**To be done:** Look over the lines below. Report each one that includes the string "origin".

**Data records:**
__________
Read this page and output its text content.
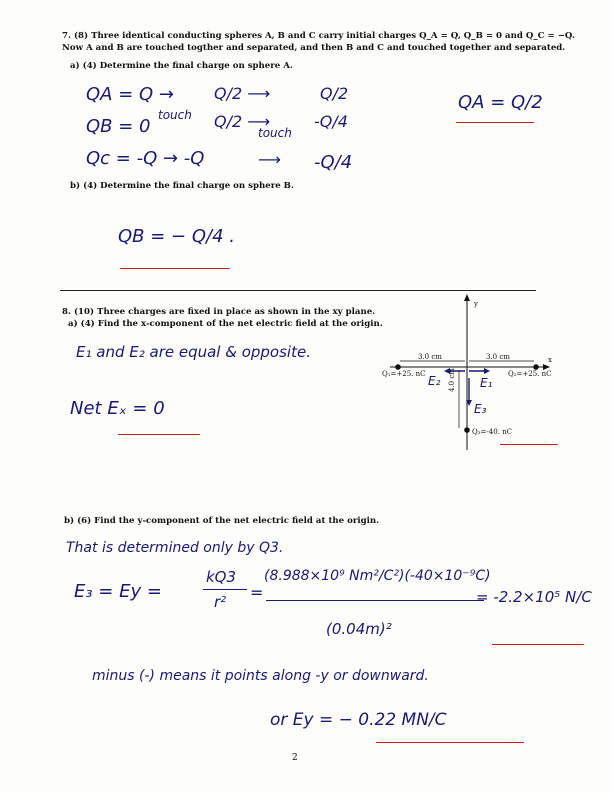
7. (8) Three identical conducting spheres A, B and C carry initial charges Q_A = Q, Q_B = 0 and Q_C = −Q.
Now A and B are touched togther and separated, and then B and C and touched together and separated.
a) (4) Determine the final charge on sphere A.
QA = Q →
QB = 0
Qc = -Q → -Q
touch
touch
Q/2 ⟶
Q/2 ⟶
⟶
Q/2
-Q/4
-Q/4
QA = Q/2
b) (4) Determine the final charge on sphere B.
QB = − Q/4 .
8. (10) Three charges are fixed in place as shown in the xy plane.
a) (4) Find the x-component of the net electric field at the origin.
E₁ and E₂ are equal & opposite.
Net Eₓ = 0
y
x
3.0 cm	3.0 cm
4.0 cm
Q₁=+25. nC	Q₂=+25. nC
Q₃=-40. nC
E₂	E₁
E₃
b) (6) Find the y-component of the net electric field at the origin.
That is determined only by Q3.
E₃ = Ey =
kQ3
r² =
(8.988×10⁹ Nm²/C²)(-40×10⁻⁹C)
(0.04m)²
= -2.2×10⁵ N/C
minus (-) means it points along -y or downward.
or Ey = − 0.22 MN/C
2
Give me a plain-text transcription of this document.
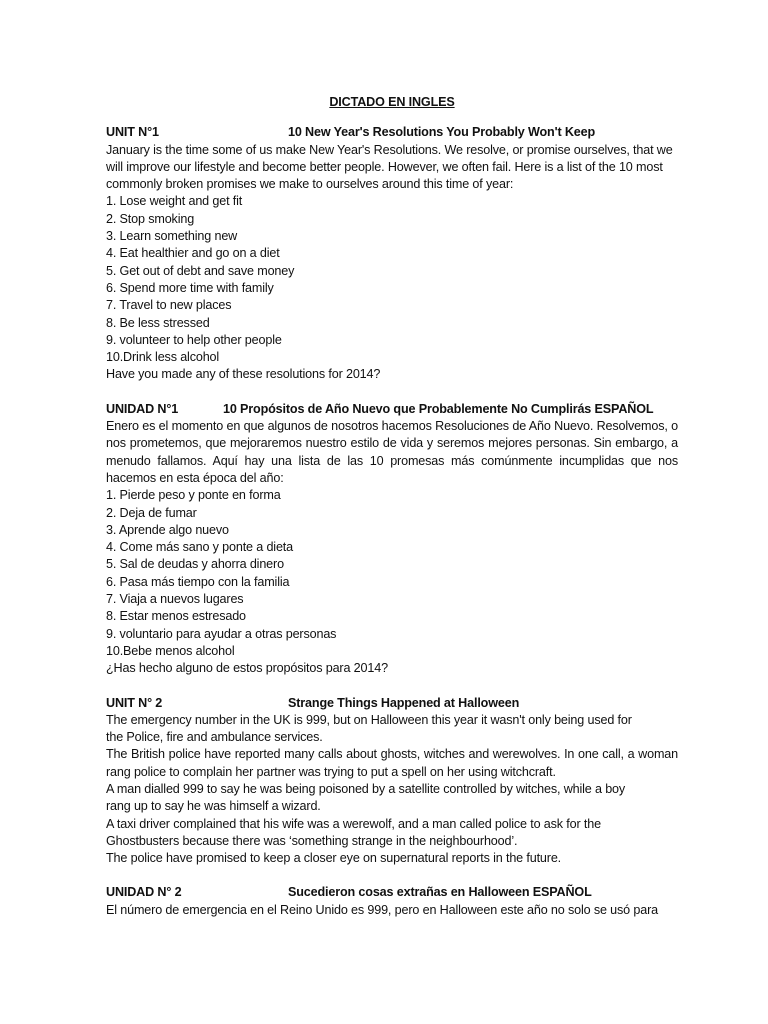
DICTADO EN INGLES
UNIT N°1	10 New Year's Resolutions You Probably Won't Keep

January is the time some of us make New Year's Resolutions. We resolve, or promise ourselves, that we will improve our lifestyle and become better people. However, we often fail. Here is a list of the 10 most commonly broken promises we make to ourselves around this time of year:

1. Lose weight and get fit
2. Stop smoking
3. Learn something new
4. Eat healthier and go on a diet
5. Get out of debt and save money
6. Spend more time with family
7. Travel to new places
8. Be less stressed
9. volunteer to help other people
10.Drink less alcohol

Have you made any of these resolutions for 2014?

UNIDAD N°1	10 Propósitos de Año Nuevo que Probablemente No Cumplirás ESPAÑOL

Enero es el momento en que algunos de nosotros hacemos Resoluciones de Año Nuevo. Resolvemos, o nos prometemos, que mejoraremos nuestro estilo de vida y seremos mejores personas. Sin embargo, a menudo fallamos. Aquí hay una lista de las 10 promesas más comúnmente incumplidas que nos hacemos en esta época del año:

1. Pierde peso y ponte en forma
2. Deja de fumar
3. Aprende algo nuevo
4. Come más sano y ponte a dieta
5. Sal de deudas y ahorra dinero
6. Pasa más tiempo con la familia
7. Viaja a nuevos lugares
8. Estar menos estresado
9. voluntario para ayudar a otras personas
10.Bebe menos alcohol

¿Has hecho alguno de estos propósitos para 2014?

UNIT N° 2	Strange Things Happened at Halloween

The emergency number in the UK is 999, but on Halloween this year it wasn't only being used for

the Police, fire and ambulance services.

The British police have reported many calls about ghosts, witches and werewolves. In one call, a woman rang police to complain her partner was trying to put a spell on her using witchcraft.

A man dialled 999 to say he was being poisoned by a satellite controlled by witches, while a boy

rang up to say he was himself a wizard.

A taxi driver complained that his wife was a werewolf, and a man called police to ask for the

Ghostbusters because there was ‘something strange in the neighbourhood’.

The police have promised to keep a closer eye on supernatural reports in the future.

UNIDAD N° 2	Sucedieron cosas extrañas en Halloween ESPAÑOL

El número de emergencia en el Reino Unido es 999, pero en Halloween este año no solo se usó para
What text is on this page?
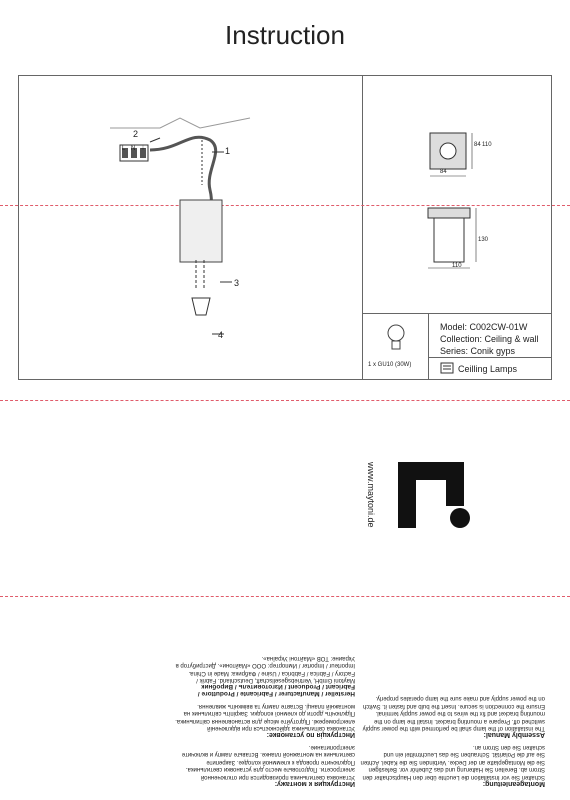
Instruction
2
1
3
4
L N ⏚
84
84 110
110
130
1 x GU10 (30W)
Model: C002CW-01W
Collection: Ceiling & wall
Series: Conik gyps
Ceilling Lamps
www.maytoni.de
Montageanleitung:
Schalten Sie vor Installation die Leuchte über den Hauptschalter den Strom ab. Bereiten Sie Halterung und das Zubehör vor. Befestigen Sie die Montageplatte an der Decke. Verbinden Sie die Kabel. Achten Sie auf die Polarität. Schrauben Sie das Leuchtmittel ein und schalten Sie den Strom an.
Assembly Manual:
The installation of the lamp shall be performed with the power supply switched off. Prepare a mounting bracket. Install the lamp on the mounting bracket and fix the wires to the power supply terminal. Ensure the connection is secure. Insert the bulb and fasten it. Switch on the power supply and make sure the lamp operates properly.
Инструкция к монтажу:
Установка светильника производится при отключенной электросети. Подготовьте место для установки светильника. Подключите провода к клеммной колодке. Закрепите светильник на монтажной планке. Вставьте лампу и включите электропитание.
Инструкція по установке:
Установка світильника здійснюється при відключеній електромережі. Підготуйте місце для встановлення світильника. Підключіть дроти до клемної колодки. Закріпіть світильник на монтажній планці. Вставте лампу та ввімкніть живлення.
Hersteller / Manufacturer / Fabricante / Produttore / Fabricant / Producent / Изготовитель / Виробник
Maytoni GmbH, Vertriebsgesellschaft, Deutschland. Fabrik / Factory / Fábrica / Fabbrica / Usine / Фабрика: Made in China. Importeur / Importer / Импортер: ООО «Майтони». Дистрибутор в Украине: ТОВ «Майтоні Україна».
__________
**Written reply:**
a) (4) Find the x-component of the net electric field at the origin.
b) (6) Find the y-component of the net electric field at the origin.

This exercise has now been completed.